Stored data entries:
________________________

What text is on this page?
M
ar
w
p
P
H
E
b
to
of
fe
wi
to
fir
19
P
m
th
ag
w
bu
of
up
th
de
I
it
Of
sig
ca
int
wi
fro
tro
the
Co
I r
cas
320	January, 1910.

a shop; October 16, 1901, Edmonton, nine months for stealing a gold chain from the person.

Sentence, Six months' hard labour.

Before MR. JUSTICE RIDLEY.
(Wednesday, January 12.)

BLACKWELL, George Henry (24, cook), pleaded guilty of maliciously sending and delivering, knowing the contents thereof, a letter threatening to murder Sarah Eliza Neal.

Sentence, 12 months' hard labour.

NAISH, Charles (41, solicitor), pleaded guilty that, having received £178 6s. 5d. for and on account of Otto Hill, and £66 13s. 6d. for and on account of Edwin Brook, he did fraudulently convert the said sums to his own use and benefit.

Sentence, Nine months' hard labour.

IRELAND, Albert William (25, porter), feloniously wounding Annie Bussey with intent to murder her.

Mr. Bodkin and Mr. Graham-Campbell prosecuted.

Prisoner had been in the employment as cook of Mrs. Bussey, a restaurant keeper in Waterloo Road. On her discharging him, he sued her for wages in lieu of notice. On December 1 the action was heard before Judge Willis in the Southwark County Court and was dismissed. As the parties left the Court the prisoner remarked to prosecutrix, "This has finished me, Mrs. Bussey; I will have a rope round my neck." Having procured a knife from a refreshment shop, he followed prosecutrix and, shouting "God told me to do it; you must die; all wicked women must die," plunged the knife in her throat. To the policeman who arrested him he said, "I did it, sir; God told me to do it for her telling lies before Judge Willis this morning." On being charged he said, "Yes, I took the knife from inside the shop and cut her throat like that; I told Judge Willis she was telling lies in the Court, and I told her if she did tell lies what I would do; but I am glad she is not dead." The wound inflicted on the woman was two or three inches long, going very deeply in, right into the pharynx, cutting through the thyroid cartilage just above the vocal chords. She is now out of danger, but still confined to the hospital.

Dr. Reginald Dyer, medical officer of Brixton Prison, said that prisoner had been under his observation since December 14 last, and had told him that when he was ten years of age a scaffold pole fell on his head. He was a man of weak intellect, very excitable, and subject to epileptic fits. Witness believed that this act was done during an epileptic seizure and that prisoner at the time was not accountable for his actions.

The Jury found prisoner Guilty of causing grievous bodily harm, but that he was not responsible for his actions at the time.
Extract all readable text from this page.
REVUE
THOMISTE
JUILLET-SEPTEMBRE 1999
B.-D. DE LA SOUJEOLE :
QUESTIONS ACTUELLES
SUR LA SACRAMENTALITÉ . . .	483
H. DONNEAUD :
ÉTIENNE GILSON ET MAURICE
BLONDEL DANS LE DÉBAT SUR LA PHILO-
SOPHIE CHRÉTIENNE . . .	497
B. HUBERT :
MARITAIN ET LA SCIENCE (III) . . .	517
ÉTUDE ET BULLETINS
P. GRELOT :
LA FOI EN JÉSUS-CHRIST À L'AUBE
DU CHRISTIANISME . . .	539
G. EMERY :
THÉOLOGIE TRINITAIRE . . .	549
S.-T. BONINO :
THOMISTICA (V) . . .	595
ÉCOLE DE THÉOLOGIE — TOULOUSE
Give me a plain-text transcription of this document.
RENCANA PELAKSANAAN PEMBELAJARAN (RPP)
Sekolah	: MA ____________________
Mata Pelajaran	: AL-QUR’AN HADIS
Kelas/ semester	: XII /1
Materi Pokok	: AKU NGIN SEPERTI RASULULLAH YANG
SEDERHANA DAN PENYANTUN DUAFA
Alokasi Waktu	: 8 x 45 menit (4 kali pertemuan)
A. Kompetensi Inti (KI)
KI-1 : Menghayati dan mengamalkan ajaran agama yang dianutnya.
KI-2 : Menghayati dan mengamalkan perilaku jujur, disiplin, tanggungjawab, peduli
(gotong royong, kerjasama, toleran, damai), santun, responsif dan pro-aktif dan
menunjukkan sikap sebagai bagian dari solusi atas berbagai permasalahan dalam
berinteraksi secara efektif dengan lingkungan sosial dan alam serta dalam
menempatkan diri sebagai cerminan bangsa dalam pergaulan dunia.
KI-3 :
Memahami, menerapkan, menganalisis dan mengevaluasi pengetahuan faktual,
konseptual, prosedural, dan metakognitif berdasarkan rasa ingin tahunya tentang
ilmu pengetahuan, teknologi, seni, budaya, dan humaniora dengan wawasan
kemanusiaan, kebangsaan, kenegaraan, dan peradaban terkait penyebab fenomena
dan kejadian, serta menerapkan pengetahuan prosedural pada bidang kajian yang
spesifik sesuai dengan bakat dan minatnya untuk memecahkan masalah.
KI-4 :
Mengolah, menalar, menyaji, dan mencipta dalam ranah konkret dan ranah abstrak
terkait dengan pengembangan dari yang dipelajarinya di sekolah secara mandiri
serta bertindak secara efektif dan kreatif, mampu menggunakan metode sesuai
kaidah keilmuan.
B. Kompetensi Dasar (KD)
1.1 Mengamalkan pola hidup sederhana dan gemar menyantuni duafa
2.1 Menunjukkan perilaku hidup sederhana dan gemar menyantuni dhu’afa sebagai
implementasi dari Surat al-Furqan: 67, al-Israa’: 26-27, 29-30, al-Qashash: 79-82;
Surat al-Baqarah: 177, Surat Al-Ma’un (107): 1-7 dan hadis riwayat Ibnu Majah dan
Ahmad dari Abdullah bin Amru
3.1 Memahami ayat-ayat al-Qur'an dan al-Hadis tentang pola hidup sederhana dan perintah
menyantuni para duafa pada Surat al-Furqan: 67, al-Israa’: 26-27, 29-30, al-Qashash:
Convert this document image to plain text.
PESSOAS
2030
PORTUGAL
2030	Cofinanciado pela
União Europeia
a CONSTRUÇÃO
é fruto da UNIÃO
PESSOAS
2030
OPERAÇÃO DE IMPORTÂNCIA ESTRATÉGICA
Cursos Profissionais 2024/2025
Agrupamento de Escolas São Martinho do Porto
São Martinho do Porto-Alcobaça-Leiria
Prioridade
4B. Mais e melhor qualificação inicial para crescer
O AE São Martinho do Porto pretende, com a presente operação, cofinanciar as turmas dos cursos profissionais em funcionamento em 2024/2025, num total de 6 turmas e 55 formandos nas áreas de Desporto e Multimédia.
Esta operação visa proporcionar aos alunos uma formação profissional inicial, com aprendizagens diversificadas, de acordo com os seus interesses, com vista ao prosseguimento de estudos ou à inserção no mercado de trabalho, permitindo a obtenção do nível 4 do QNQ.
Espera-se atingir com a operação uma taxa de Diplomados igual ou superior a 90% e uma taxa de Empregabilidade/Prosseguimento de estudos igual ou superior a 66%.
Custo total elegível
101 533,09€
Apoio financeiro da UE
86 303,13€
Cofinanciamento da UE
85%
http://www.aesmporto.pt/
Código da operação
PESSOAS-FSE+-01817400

________________________

Restate each of the entries above verbatim.

What text is on this page?
M
ar
w
p
P
H
E
b
to
of
fe
wi
to
fir
19
P
m
th
ag
w
bu
of
up
th
de
I
it
Of
sig
ca
int
wi
fro
tro
the
Co
I r
cas
320	January, 1910.

a shop; October 16, 1901, Edmonton, nine months for stealing a gold chain from the person.

Sentence, Six months' hard labour.

Before MR. JUSTICE RIDLEY.
(Wednesday, January 12.)

BLACKWELL, George Henry (24, cook), pleaded guilty of maliciously sending and delivering, knowing the contents thereof, a letter threatening to murder Sarah Eliza Neal.

Sentence, 12 months' hard labour.

NAISH, Charles (41, solicitor), pleaded guilty that, having received £178 6s. 5d. for and on account of Otto Hill, and £66 13s. 6d. for and on account of Edwin Brook, he did fraudulently convert the said sums to his own use and benefit.

Sentence, Nine months' hard labour.

IRELAND, Albert William (25, porter), feloniously wounding Annie Bussey with intent to murder her.

Mr. Bodkin and Mr. Graham-Campbell prosecuted.

Prisoner had been in the employment as cook of Mrs. Bussey, a restaurant keeper in Waterloo Road. On her discharging him, he sued her for wages in lieu of notice. On December 1 the action was heard before Judge Willis in the Southwark County Court and was dismissed. As the parties left the Court the prisoner remarked to prosecutrix, "This has finished me, Mrs. Bussey; I will have a rope round my neck." Having procured a knife from a refreshment shop, he followed prosecutrix and, shouting "God told me to do it; you must die; all wicked women must die," plunged the knife in her throat. To the policeman who arrested him he said, "I did it, sir; God told me to do it for her telling lies before Judge Willis this morning." On being charged he said, "Yes, I took the knife from inside the shop and cut her throat like that; I told Judge Willis she was telling lies in the Court, and I told her if she did tell lies what I would do; but I am glad she is not dead." The wound inflicted on the woman was two or three inches long, going very deeply in, right into the pharynx, cutting through the thyroid cartilage just above the vocal chords. She is now out of danger, but still confined to the hospital.

Dr. Reginald Dyer, medical officer of Brixton Prison, said that prisoner had been under his observation since December 14 last, and had told him that when he was ten years of age a scaffold pole fell on his head. He was a man of weak intellect, very excitable, and subject to epileptic fits. Witness believed that this act was done during an epileptic seizure and that prisoner at the time was not accountable for his actions.

The Jury found prisoner Guilty of causing grievous bodily harm, but that he was not responsible for his actions at the time.
Extract all readable text from this page.
REVUE
THOMISTE
JUILLET-SEPTEMBRE 1999
B.-D. DE LA SOUJEOLE :
QUESTIONS ACTUELLES
SUR LA SACRAMENTALITÉ . . .	483
H. DONNEAUD :
ÉTIENNE GILSON ET MAURICE
BLONDEL DANS LE DÉBAT SUR LA PHILO-
SOPHIE CHRÉTIENNE . . .	497
B. HUBERT :
MARITAIN ET LA SCIENCE (III) . . .	517
ÉTUDE ET BULLETINS
P. GRELOT :
LA FOI EN JÉSUS-CHRIST À L'AUBE
DU CHRISTIANISME . . .	539
G. EMERY :
THÉOLOGIE TRINITAIRE . . .	549
S.-T. BONINO :
THOMISTICA (V) . . .	595
ÉCOLE DE THÉOLOGIE — TOULOUSE
Give me a plain-text transcription of this document.
RENCANA PELAKSANAAN PEMBELAJARAN (RPP)
Sekolah	: MA ____________________
Mata Pelajaran	: AL-QUR’AN HADIS
Kelas/ semester	: XII /1
Materi Pokok	: AKU NGIN SEPERTI RASULULLAH YANG
SEDERHANA DAN PENYANTUN DUAFA
Alokasi Waktu	: 8 x 45 menit (4 kali pertemuan)
A. Kompetensi Inti (KI)
KI-1 : Menghayati dan mengamalkan ajaran agama yang dianutnya.
KI-2 : Menghayati dan mengamalkan perilaku jujur, disiplin, tanggungjawab, peduli
(gotong royong, kerjasama, toleran, damai), santun, responsif dan pro-aktif dan
menunjukkan sikap sebagai bagian dari solusi atas berbagai permasalahan dalam
berinteraksi secara efektif dengan lingkungan sosial dan alam serta dalam
menempatkan diri sebagai cerminan bangsa dalam pergaulan dunia.
KI-3 :
Memahami, menerapkan, menganalisis dan mengevaluasi pengetahuan faktual,
konseptual, prosedural, dan metakognitif berdasarkan rasa ingin tahunya tentang
ilmu pengetahuan, teknologi, seni, budaya, dan humaniora dengan wawasan
kemanusiaan, kebangsaan, kenegaraan, dan peradaban terkait penyebab fenomena
dan kejadian, serta menerapkan pengetahuan prosedural pada bidang kajian yang
spesifik sesuai dengan bakat dan minatnya untuk memecahkan masalah.
KI-4 :
Mengolah, menalar, menyaji, dan mencipta dalam ranah konkret dan ranah abstrak
terkait dengan pengembangan dari yang dipelajarinya di sekolah secara mandiri
serta bertindak secara efektif dan kreatif, mampu menggunakan metode sesuai
kaidah keilmuan.
B. Kompetensi Dasar (KD)
1.1 Mengamalkan pola hidup sederhana dan gemar menyantuni duafa
2.1 Menunjukkan perilaku hidup sederhana dan gemar menyantuni dhu’afa sebagai
implementasi dari Surat al-Furqan: 67, al-Israa’: 26-27, 29-30, al-Qashash: 79-82;
Surat al-Baqarah: 177, Surat Al-Ma’un (107): 1-7 dan hadis riwayat Ibnu Majah dan
Ahmad dari Abdullah bin Amru
3.1 Memahami ayat-ayat al-Qur'an dan al-Hadis tentang pola hidup sederhana dan perintah
menyantuni para duafa pada Surat al-Furqan: 67, al-Israa’: 26-27, 29-30, al-Qashash:
Convert this document image to plain text.
PESSOAS
2030
PORTUGAL
2030	Cofinanciado pela
União Europeia
a CONSTRUÇÃO
é fruto da UNIÃO
PESSOAS
2030
OPERAÇÃO DE IMPORTÂNCIA ESTRATÉGICA
Cursos Profissionais 2024/2025
Agrupamento de Escolas São Martinho do Porto
São Martinho do Porto-Alcobaça-Leiria
Prioridade
4B. Mais e melhor qualificação inicial para crescer
O AE São Martinho do Porto pretende, com a presente operação, cofinanciar as turmas dos cursos profissionais em funcionamento em 2024/2025, num total de 6 turmas e 55 formandos nas áreas de Desporto e Multimédia.
Esta operação visa proporcionar aos alunos uma formação profissional inicial, com aprendizagens diversificadas, de acordo com os seus interesses, com vista ao prosseguimento de estudos ou à inserção no mercado de trabalho, permitindo a obtenção do nível 4 do QNQ.
Espera-se atingir com a operação uma taxa de Diplomados igual ou superior a 90% e uma taxa de Empregabilidade/Prosseguimento de estudos igual ou superior a 66%.
Custo total elegível
101 533,09€
Apoio financeiro da UE
86 303,13€
Cofinanciamento da UE
85%
http://www.aesmporto.pt/
Código da operação
PESSOAS-FSE+-01817400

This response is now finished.